▶ EXERCISE DETAILS:
From the entries below, extract every line that includes the word "square".

# DATA LINES start

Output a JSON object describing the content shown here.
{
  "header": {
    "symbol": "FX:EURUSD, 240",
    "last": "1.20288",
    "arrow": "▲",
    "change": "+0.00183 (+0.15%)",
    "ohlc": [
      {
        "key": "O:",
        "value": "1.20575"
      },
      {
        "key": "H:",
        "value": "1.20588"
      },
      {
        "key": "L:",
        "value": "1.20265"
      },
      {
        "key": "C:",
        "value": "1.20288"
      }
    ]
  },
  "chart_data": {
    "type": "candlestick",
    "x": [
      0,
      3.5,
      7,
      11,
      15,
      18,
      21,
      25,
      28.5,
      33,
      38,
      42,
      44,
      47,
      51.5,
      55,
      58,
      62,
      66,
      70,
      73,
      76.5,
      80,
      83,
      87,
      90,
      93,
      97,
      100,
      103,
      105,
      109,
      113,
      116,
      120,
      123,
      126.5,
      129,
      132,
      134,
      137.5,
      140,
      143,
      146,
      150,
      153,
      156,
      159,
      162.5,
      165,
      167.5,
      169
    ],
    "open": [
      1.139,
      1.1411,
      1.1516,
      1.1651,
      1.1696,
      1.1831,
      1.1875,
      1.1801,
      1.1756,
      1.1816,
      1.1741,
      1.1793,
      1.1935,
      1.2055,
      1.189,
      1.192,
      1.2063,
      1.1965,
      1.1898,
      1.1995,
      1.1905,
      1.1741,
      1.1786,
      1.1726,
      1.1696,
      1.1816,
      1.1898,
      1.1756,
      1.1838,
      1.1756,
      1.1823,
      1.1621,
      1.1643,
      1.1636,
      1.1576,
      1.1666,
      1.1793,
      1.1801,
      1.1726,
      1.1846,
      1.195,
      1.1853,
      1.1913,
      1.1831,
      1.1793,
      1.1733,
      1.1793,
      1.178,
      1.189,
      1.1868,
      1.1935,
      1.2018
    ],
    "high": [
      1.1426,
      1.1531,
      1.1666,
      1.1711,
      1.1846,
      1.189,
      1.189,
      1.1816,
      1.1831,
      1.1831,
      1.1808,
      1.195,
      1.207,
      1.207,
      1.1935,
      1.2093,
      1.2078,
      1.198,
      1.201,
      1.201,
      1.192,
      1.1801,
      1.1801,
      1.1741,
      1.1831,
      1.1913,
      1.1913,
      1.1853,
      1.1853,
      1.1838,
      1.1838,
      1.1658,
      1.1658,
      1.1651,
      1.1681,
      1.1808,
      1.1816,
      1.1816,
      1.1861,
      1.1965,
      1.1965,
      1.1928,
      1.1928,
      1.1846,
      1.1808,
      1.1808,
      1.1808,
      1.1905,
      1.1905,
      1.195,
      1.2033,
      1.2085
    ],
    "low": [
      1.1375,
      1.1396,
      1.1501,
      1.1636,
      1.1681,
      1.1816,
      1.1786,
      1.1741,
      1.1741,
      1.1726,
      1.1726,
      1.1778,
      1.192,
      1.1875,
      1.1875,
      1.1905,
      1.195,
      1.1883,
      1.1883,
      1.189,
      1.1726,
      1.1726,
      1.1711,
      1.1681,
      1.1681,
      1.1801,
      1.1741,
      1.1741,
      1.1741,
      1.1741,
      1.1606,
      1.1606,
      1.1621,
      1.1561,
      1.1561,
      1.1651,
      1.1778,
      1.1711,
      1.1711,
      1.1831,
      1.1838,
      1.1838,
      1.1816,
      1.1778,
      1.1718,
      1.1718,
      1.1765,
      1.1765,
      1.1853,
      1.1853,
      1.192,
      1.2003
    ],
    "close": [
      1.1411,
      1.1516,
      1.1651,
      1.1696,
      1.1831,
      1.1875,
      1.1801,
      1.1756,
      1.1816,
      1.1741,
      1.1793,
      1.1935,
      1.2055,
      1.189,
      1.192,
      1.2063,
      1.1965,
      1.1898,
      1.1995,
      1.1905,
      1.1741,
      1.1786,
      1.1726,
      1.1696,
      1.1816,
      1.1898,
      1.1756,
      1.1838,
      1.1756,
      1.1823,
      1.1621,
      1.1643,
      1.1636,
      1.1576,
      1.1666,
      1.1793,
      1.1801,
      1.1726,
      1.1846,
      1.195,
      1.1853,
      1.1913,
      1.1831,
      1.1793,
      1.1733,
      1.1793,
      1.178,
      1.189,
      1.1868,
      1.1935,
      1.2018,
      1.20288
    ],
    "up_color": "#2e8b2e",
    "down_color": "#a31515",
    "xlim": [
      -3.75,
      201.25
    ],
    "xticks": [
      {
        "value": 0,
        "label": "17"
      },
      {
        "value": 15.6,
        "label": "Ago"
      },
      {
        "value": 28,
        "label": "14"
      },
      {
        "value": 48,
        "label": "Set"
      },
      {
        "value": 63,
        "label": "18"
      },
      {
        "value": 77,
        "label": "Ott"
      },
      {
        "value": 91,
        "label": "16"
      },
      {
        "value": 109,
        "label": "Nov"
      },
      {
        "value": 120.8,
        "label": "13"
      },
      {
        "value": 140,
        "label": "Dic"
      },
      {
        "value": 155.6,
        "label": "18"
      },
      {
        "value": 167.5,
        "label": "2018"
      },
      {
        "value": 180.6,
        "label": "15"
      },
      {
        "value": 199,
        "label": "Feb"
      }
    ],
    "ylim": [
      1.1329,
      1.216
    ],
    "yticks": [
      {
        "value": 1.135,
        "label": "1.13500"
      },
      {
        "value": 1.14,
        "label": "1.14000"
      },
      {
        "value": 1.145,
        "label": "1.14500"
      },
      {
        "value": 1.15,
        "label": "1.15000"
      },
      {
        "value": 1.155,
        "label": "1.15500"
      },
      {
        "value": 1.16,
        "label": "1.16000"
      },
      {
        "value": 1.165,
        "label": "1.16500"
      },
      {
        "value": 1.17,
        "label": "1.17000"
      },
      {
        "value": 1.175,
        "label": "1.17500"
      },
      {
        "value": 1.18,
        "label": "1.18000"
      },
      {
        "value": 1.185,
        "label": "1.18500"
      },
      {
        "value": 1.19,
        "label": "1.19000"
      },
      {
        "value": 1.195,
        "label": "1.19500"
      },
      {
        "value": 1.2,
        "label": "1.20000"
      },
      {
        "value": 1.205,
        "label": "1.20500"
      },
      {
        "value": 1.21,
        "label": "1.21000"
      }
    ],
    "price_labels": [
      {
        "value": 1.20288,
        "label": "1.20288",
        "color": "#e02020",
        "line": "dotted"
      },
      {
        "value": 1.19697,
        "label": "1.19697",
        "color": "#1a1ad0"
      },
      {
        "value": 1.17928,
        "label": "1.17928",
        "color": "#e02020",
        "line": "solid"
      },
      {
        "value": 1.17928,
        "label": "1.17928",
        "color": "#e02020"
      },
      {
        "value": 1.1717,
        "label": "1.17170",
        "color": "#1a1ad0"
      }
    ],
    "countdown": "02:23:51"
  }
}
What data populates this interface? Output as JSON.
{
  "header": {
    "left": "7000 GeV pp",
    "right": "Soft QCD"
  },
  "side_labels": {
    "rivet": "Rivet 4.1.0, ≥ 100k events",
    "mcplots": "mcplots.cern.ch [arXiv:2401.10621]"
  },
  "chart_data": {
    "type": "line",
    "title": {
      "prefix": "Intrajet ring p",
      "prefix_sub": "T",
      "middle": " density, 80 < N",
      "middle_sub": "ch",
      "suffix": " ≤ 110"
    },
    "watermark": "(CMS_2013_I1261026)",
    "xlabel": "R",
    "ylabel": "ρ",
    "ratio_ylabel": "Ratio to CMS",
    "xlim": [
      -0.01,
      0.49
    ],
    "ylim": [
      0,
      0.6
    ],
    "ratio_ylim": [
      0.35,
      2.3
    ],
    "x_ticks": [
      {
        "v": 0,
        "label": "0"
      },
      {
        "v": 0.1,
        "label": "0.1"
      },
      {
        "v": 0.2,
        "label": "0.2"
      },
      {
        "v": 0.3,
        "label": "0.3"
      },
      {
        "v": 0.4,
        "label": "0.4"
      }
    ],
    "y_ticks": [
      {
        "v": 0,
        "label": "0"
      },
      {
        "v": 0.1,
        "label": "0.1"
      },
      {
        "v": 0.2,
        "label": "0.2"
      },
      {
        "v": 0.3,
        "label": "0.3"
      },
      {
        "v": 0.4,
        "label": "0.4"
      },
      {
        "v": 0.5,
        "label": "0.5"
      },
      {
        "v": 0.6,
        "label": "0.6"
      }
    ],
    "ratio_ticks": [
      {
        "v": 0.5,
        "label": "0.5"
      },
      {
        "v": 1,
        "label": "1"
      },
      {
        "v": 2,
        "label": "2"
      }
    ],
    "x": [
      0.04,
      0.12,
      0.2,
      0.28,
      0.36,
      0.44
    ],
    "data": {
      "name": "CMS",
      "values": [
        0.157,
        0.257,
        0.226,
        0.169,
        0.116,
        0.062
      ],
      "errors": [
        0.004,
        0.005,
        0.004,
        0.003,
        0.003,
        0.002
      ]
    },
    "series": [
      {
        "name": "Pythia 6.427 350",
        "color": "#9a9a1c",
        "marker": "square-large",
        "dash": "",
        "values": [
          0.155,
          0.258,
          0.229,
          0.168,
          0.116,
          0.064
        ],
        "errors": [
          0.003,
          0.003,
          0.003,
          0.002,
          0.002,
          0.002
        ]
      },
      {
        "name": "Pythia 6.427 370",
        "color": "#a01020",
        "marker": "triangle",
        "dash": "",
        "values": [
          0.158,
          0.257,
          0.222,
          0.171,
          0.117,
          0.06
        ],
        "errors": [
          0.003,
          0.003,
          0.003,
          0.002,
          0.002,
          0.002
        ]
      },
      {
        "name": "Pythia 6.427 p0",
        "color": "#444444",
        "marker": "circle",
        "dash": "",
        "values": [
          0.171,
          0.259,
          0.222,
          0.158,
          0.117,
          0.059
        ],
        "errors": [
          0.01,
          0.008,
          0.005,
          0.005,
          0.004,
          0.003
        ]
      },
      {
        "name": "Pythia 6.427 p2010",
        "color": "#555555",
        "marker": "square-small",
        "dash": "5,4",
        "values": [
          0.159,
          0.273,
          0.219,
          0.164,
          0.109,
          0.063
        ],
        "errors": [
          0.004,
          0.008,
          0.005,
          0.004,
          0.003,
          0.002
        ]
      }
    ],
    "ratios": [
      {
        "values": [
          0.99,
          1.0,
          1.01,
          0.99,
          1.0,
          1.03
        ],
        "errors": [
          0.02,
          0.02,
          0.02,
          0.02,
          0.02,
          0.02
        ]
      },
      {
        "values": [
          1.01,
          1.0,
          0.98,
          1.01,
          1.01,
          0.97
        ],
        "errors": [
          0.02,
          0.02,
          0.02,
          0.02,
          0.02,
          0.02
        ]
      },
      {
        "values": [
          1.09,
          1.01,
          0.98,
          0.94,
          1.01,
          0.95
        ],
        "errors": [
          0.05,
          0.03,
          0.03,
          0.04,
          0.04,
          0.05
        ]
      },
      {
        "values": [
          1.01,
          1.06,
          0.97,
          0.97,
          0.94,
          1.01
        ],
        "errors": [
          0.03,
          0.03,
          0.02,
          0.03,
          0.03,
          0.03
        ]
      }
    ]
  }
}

# DATA LINES end

▶ FULL SOLUTION:
        "marker": "square-large",
        "marker": "square-small",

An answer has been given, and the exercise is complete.